### Task description
Which lines hold the string "text"? Copy every one of them.

— start of Material provided —

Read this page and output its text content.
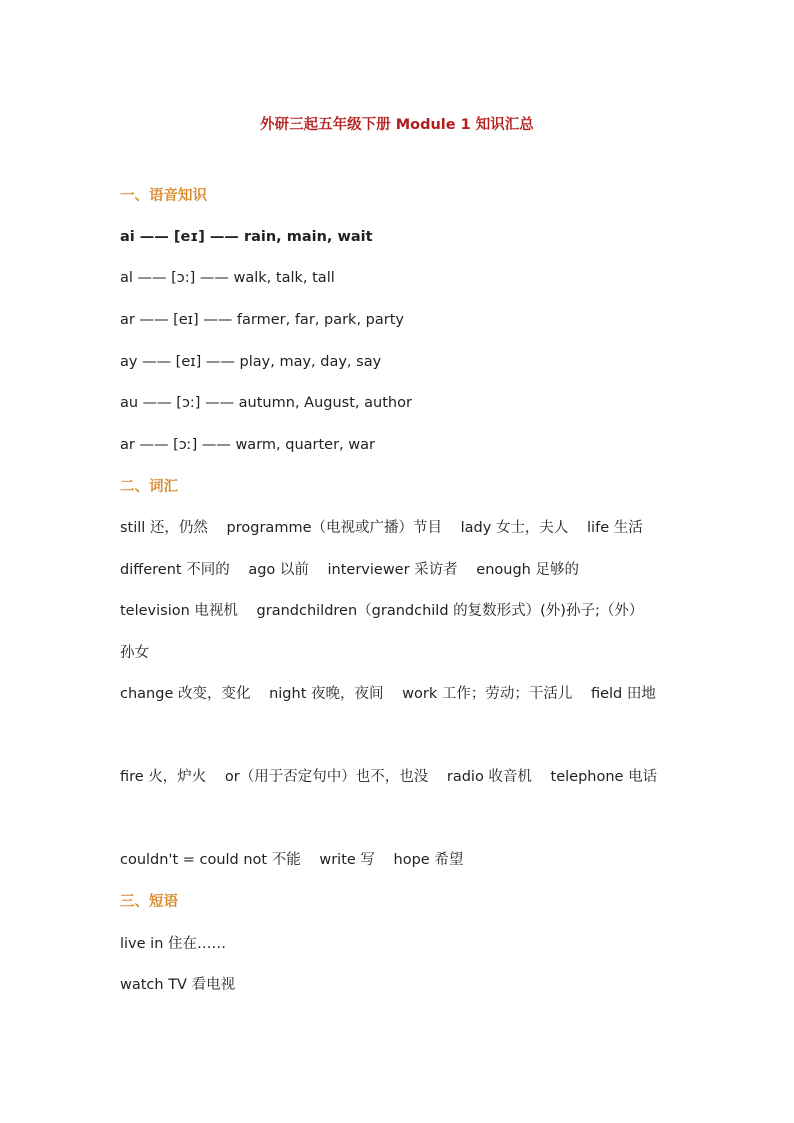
外研三起五年级下册 Module 1 知识汇总
一、语音知识
ai —— [eɪ] —— rain, main, wait
al —— [ɔ:] —— walk, talk, tall
ar —— [eɪ] —— farmer, far, park, party
ay —— [eɪ] —— play, may, day, say
au —— [ɔ:] —— autumn, August, author
ar —— [ɔː] —— warm, quarter, war
二、词汇
still 还，仍然 programme（电视或广播）节目 lady 女士，夫人 life 生活
different 不同的 ago 以前 interviewer 采访者 enough 足够的
television 电视机 grandchildren（grandchild 的复数形式）(外)孙子;（外）
孙女
change 改变，变化 night 夜晚，夜间 work 工作；劳动；干活儿 field 田地
fire 火，炉火 or（用于否定句中）也不，也没 radio 收音机 telephone 电话
couldn't = could not 不能 write 写 hope 希望
三、短语
live in 住在……
watch TV 看电视
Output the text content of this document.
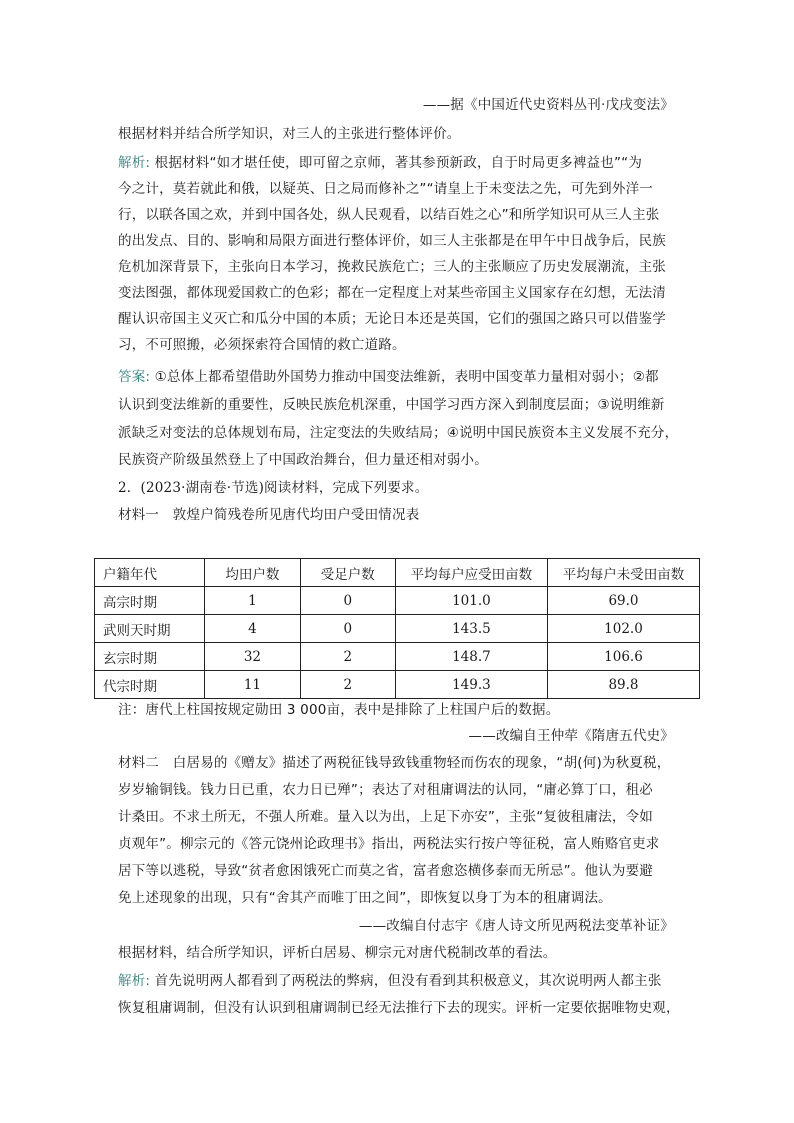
——据《中国近代史资料丛刊·戊戌变法》
根据材料并结合所学知识，对三人的主张进行整体评价。
解析: 根据材料“如才堪任使，即可留之京师，著其参预新政，自于时局更多裨益也”“为
今之计，莫若就此和俄，以疑英、日之局而修补之”“请皇上于未变法之先，可先到外洋一
行，以联各国之欢，并到中国各处，纵人民观看，以结百姓之心”和所学知识可从三人主张
的出发点、目的、影响和局限方面进行整体评价，如三人主张都是在甲午中日战争后，民族
危机加深背景下，主张向日本学习，挽救民族危亡；三人的主张顺应了历史发展潮流，主张
变法图强，都体现爱国救亡的色彩；都在一定程度上对某些帝国主义国家存在幻想，无法清
醒认识帝国主义灭亡和瓜分中国的本质；无论日本还是英国，它们的强国之路只可以借鉴学
习，不可照搬，必须探索符合国情的救亡道路。
答案: ①总体上都希望借助外国势力推动中国变法维新，表明中国变革力量相对弱小；②都
认识到变法维新的重要性，反映民族危机深重，中国学习西方深入到制度层面；③说明维新
派缺乏对变法的总体规划布局，注定变法的失败结局；④说明中国民族资本主义发展不充分，
民族资产阶级虽然登上了中国政治舞台，但力量还相对弱小。
2．(2023·湖南卷·节选)阅读材料，完成下列要求。
材料一　敦煌户简残卷所见唐代均田户受田情况表
户籍年代	均田户数	受足户数	平均每户应受田亩数	平均每户未受田亩数
高宗时期	1	0	101.0	69.0
武则天时期	4	0	143.5	102.0
玄宗时期	32	2	148.7	106.6
代宗时期	11	2	149.3	89.8
注：唐代上柱国按规定勋田 3 000亩，表中是排除了上柱国户后的数据。
——改编自王仲荦《隋唐五代史》
材料二　白居易的《赠友》描述了两税征钱导致钱重物轻而伤农的现象，“胡(何)为秋夏税，
岁岁输铜钱。钱力日已重，农力日已殚”；表达了对租庸调法的认同，“庸必算丁口，租必
计桑田。不求土所无，不强人所难。量入以为出，上足下亦安”，主张“复彼租庸法，令如
贞观年”。柳宗元的《答元饶州论政理书》指出，两税法实行按户等征税，富人贿赂官吏求
居下等以逃税，导致“贫者愈困饿死亡而莫之省，富者愈恣横侈泰而无所忌”。他认为要避
免上述现象的出现，只有“舍其产而唯丁田之间”，即恢复以身丁为本的租庸调法。
——改编自付志宇《唐人诗文所见两税法变革补证》
根据材料，结合所学知识，评析白居易、柳宗元对唐代税制改革的看法。
解析: 首先说明两人都看到了两税法的弊病，但没有看到其积极意义，其次说明两人都主张
恢复租庸调制，但没有认识到租庸调制已经无法推行下去的现实。评析一定要依据唯物史观，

— end of Material provided —

### Written solution
Read this page and output its text content.
Output the text content of this document.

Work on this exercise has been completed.